SET PROBLEM = Pick out each line containing the string "JSON".

PROVIDED RECORDS =
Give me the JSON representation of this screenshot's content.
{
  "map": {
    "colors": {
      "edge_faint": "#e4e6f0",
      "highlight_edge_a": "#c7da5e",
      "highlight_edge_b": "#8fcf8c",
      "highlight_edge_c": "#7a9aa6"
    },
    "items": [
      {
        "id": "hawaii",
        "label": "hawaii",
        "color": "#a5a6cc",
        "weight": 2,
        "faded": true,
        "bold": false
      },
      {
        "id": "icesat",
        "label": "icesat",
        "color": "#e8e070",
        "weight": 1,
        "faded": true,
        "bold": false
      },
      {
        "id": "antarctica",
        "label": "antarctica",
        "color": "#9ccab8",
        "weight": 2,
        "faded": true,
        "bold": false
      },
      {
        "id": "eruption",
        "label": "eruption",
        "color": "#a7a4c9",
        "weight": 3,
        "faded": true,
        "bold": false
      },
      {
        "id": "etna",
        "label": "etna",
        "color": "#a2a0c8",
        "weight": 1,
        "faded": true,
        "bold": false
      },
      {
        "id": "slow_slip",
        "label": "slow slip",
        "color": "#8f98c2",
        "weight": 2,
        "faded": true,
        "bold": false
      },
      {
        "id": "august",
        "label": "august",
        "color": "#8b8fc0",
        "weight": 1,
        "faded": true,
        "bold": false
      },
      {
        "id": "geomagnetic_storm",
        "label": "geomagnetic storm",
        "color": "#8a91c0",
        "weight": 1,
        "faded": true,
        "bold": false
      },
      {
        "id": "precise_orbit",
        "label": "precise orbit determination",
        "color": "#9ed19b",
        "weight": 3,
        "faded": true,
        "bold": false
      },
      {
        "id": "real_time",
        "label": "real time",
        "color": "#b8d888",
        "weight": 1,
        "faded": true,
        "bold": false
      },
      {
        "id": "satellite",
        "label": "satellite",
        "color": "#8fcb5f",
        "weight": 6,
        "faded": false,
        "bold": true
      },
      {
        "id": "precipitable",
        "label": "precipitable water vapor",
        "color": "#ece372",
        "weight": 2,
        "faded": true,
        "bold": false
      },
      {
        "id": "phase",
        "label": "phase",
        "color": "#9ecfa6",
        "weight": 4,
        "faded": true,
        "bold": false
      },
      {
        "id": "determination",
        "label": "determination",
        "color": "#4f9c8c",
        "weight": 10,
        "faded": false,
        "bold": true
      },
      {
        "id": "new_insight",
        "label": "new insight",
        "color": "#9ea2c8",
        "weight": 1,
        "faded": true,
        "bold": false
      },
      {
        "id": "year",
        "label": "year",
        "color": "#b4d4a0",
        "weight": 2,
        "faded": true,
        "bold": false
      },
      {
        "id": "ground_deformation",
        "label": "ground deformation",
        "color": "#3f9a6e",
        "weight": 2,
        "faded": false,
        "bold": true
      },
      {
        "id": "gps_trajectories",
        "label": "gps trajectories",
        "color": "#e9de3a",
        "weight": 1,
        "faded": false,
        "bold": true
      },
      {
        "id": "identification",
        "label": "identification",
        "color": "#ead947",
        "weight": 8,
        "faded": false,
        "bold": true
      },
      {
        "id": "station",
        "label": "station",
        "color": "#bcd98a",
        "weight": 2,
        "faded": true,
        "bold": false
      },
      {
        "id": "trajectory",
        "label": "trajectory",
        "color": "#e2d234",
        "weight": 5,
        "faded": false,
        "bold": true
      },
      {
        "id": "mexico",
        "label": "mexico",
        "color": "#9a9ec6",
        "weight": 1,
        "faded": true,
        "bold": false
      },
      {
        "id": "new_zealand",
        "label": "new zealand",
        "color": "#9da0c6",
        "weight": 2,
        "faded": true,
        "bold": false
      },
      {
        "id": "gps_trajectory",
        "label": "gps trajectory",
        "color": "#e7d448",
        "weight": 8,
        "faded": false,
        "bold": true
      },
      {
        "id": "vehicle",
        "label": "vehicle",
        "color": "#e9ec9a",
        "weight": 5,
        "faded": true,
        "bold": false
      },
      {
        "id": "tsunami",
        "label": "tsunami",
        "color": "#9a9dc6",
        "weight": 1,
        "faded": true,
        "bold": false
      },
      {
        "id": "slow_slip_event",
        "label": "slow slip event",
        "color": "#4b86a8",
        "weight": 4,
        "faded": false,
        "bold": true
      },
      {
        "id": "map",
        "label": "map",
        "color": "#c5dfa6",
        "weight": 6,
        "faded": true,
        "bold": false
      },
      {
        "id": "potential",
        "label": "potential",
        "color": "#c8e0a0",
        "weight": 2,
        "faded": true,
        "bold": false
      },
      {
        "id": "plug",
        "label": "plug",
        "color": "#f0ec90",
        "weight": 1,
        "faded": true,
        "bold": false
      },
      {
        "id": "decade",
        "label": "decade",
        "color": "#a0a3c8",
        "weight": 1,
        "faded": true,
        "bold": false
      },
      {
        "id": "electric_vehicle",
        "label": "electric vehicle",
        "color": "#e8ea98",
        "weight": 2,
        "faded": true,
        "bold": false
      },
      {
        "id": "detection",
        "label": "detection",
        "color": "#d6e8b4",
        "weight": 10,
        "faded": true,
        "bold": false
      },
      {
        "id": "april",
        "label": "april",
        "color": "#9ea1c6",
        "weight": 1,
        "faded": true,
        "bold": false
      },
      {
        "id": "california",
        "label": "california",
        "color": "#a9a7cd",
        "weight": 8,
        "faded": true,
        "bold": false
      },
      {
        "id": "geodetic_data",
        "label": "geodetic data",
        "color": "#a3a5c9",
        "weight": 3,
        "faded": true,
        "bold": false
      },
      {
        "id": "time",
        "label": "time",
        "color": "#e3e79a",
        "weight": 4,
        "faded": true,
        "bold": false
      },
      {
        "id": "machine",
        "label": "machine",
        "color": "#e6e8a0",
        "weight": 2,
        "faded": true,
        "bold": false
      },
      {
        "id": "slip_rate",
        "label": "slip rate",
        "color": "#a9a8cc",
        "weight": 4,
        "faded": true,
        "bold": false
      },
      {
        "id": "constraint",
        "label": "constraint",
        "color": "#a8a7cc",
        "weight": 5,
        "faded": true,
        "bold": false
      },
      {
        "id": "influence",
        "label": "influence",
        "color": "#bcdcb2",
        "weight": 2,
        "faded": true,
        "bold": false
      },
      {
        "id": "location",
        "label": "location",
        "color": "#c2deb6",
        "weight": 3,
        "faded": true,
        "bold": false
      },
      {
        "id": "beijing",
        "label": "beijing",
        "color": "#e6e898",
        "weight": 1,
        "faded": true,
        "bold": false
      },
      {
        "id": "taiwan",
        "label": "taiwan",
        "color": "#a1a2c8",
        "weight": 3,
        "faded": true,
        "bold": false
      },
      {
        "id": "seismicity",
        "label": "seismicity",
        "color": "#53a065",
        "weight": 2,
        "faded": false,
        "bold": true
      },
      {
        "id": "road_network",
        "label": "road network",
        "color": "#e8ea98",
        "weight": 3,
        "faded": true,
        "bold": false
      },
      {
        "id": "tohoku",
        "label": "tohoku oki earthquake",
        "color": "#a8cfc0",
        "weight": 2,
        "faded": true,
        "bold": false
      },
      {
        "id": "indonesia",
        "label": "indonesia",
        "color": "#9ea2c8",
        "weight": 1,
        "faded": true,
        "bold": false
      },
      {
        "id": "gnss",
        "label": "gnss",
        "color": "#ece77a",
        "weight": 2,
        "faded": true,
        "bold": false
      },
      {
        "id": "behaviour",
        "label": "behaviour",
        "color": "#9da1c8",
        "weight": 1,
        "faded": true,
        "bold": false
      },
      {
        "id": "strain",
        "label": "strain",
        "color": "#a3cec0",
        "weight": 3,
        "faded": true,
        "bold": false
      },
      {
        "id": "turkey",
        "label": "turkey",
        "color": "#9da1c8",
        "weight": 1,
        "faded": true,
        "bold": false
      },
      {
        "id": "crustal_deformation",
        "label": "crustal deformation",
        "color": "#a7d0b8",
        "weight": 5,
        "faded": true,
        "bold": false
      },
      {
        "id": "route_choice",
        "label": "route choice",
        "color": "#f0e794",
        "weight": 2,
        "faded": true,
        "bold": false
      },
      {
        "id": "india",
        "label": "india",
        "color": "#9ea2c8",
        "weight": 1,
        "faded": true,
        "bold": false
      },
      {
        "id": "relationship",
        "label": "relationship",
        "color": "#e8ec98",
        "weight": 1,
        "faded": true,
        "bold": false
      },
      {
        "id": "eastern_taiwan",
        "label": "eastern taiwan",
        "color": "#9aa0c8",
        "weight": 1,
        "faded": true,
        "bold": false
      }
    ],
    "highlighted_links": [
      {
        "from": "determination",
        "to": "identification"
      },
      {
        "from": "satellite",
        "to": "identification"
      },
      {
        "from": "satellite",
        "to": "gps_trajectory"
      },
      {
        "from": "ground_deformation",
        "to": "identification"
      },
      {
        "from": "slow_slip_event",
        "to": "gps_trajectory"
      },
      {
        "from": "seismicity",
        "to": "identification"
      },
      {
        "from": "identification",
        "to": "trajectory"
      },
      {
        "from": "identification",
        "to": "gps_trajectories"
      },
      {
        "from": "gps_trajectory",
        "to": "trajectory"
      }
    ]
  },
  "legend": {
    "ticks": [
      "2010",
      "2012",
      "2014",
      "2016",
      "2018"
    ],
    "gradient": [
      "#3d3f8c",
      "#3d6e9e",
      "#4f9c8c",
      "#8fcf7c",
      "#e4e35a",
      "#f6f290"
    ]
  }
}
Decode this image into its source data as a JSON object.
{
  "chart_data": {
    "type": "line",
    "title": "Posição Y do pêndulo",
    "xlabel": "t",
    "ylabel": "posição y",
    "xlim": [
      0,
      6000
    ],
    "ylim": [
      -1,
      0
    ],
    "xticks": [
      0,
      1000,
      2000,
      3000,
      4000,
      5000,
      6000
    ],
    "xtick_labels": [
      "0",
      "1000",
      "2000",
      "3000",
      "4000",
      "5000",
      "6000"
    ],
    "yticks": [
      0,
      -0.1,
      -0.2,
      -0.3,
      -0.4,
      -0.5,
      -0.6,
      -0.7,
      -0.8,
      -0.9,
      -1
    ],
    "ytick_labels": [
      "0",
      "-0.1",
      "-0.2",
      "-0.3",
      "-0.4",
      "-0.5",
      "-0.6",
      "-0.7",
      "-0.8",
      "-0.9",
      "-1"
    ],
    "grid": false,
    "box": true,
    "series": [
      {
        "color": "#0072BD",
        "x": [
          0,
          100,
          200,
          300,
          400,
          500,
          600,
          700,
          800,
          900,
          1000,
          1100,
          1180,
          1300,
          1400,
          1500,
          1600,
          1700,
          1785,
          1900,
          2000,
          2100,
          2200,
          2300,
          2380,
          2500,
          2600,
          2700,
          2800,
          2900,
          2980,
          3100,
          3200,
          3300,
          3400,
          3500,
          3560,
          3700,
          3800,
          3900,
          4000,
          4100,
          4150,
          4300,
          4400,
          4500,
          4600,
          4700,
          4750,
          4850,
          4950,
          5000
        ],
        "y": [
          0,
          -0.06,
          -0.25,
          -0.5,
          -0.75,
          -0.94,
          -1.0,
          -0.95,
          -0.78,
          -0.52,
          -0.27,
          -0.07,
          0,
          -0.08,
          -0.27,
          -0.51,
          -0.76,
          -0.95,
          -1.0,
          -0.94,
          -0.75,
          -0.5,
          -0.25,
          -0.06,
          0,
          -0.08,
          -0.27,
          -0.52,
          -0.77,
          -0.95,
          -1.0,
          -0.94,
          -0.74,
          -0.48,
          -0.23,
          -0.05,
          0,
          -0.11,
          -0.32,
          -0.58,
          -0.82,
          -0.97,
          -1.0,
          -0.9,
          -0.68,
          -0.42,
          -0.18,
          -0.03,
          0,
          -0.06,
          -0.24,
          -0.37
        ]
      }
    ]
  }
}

RESULT OF THE TASK =
Give me the JSON representation of this screenshot's content.
Decode this image into its source data as a JSON object.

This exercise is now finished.